= Exercise objective =
Copy out the listing that follows, exact in every word, and skip the images.

= Supplied material =
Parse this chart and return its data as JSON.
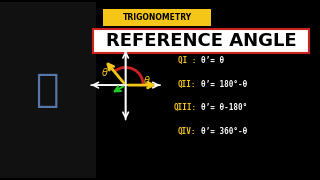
{
  "bg_color": "#000000",
  "title_box_color": "#f5c518",
  "title_text": "TRIGONOMETRY",
  "title_text_color": "#000000",
  "main_title": "REFERENCE ANGLE",
  "main_title_color": "#ffffff",
  "main_title_bg": "#ffffff",
  "main_title_text_color": "#000000",
  "axis_color": "#ffffff",
  "angle_arc_color": "#cc2222",
  "ref_arrow_color": "#f5c518",
  "ref_arrow2_color": "#22aa22",
  "theta_label_color": "#f5c518",
  "theta_prime_label_color": "#f5c518",
  "qi_label": "QI :",
  "qi_formula": "θ’= θ",
  "qii_label": "QII:",
  "qii_formula": "θ’= 180°-θ",
  "qiii_label": "QIII:",
  "qiii_formula": "θ’= θ-180°",
  "qiv_label": "QIV:",
  "qiv_formula": "θ’= 360°-θ",
  "quadrant_label_color": "#f5c518",
  "formula_color": "#ffffff",
  "person_placeholder": true
}
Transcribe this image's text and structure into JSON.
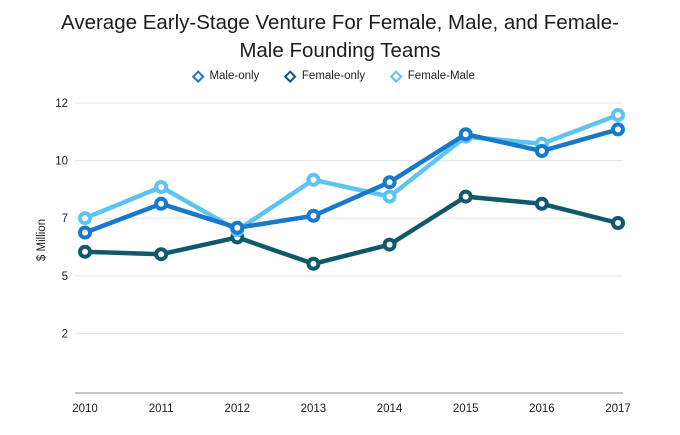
{
  "title": {
    "line1": "Average Early-Stage Venture For Female, Male, and Female-",
    "line2": "Male Founding Teams",
    "full": "Average Early-Stage Venture For Female, Male, and Female-Male Founding Teams"
  },
  "chart_data": {
    "type": "line",
    "title": "Average Early-Stage Venture For Female, Male, and Female-Male Founding Teams",
    "x": [
      "2010",
      "2011",
      "2012",
      "2013",
      "2014",
      "2015",
      "2016",
      "2017"
    ],
    "xlabel": "",
    "ylabel": "$ Million",
    "ylim": [
      0,
      12
    ],
    "grid": true,
    "legend_position": "top",
    "yticks": [
      {
        "label": "12",
        "value": 12
      },
      {
        "label": "10",
        "value": 9.6
      },
      {
        "label": "7",
        "value": 7.2
      },
      {
        "label": "5",
        "value": 4.8
      },
      {
        "label": "2",
        "value": 2.4
      }
    ],
    "series": [
      {
        "name": "Male-only",
        "color": "#1878cc",
        "marker": "circle-ring",
        "values": [
          6.6,
          7.8,
          6.8,
          7.3,
          8.7,
          10.7,
          10.0,
          10.9
        ]
      },
      {
        "name": "Female-only",
        "color": "#10596d",
        "marker": "circle-ring",
        "values": [
          5.8,
          5.7,
          6.4,
          5.3,
          6.1,
          8.1,
          7.8,
          7.0
        ]
      },
      {
        "name": "Female-Male",
        "color": "#5cc3f3",
        "marker": "circle-ring",
        "values": [
          7.2,
          8.5,
          6.7,
          8.8,
          8.1,
          10.6,
          10.3,
          11.5
        ]
      }
    ],
    "draw_order": [
      1,
      2,
      0
    ]
  },
  "style_colors": {
    "gridline": "#e3e3e3",
    "axis_line": "#b3b3b3",
    "text": "#1d1d1f"
  }
}
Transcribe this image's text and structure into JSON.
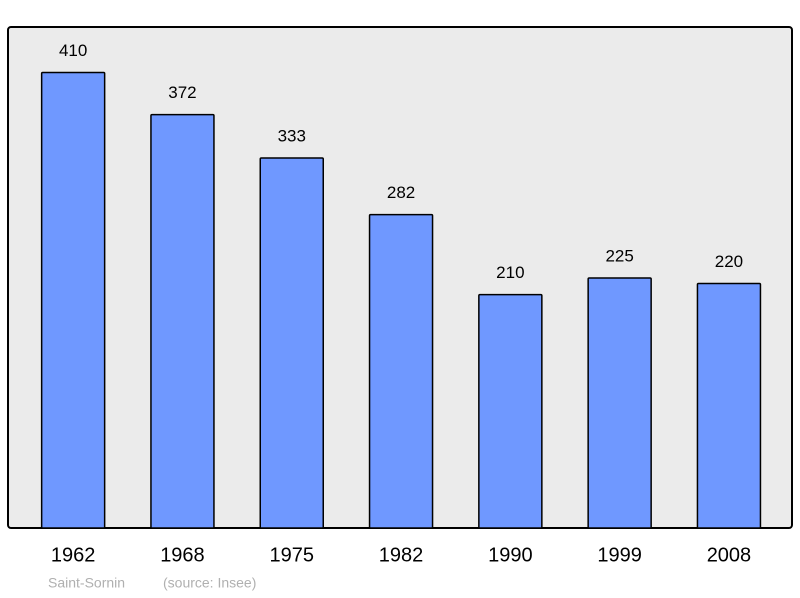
{
  "chart_data": {
    "type": "bar",
    "categories": [
      "1962",
      "1968",
      "1975",
      "1982",
      "1990",
      "1999",
      "2008"
    ],
    "values": [
      410,
      372,
      333,
      282,
      210,
      225,
      220
    ],
    "color": "#6f98ff",
    "ylim": [
      0,
      450
    ],
    "place": "Saint-Sornin",
    "source": "(source: Insee)"
  }
}
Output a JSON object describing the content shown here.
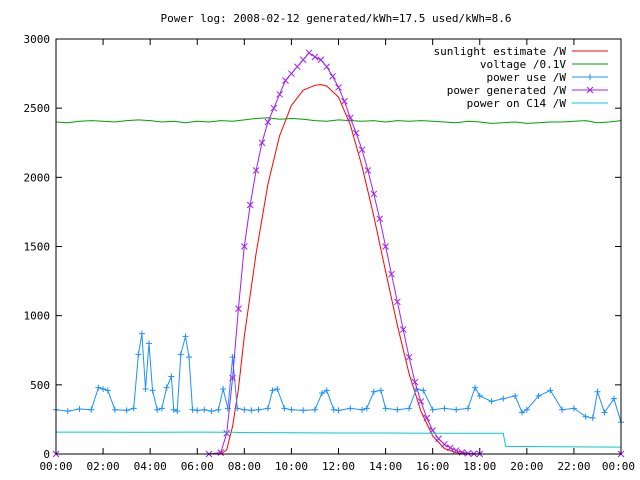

= Exercise answer =
Parse this chart and return its data as JSON.
{
  "bg_color": "#000000",
  "title_box_color": "#f5c518",
  "title_text": "TRIGONOMETRY",
  "title_text_color": "#000000",
  "main_title": "REFERENCE ANGLE",
  "main_title_color": "#ffffff",
  "main_title_bg": "#ffffff",
  "main_title_text_color": "#000000",
  "axis_color": "#ffffff",
  "angle_arc_color": "#cc2222",
  "ref_arrow_color": "#f5c518",
  "ref_arrow2_color": "#22aa22",
  "theta_label_color": "#f5c518",
  "theta_prime_label_color": "#f5c518",
  "qi_label": "QI :",
  "qi_formula": "θ’= θ",
  "qii_label": "QII:",
  "qii_formula": "θ’= 180°-θ",
  "qiii_label": "QIII:",
  "qiii_formula": "θ’= θ-180°",
  "qiv_label": "QIV:",
  "qiv_formula": "θ’= 360°-θ",
  "quadrant_label_color": "#f5c518",
  "formula_color": "#ffffff",
  "person_placeholder": true
}
Transcribe this image's text and structure into JSON.
{
  "title": {
    "line1": "Average Early-Stage Venture For Female, Male, and Female-",
    "line2": "Male Founding Teams",
    "full": "Average Early-Stage Venture For Female, Male, and Female-Male Founding Teams"
  },
  "chart_data": {
    "type": "line",
    "title": "Average Early-Stage Venture For Female, Male, and Female-Male Founding Teams",
    "x": [
      "2010",
      "2011",
      "2012",
      "2013",
      "2014",
      "2015",
      "2016",
      "2017"
    ],
    "xlabel": "",
    "ylabel": "$ Million",
    "ylim": [
      0,
      12
    ],
    "grid": true,
    "legend_position": "top",
    "yticks": [
      {
        "label": "12",
        "value": 12
      },
      {
        "label": "10",
        "value": 9.6
      },
      {
        "label": "7",
        "value": 7.2
      },
      {
        "label": "5",
        "value": 4.8
      },
      {
        "label": "2",
        "value": 2.4
      }
    ],
    "series": [
      {
        "name": "Male-only",
        "color": "#1878cc",
        "marker": "circle-ring",
        "values": [
          6.6,
          7.8,
          6.8,
          7.3,
          8.7,
          10.7,
          10.0,
          10.9
        ]
      },
      {
        "name": "Female-only",
        "color": "#10596d",
        "marker": "circle-ring",
        "values": [
          5.8,
          5.7,
          6.4,
          5.3,
          6.1,
          8.1,
          7.8,
          7.0
        ]
      },
      {
        "name": "Female-Male",
        "color": "#5cc3f3",
        "marker": "circle-ring",
        "values": [
          7.2,
          8.5,
          6.7,
          8.8,
          8.1,
          10.6,
          10.3,
          11.5
        ]
      }
    ],
    "draw_order": [
      1,
      2,
      0
    ]
  },
  "style_colors": {
    "gridline": "#e3e3e3",
    "axis_line": "#b3b3b3",
    "text": "#1d1d1f"
  }
}
Transcribe this image's text and structure into JSON.
{
  "chart_data": {
    "type": "bar",
    "categories": [
      "1962",
      "1968",
      "1975",
      "1982",
      "1990",
      "1999",
      "2008"
    ],
    "values": [
      410,
      372,
      333,
      282,
      210,
      225,
      220
    ],
    "color": "#6f98ff",
    "ylim": [
      0,
      450
    ],
    "place": "Saint-Sornin",
    "source": "(source: Insee)"
  }
}
Output a JSON object describing the content shown here.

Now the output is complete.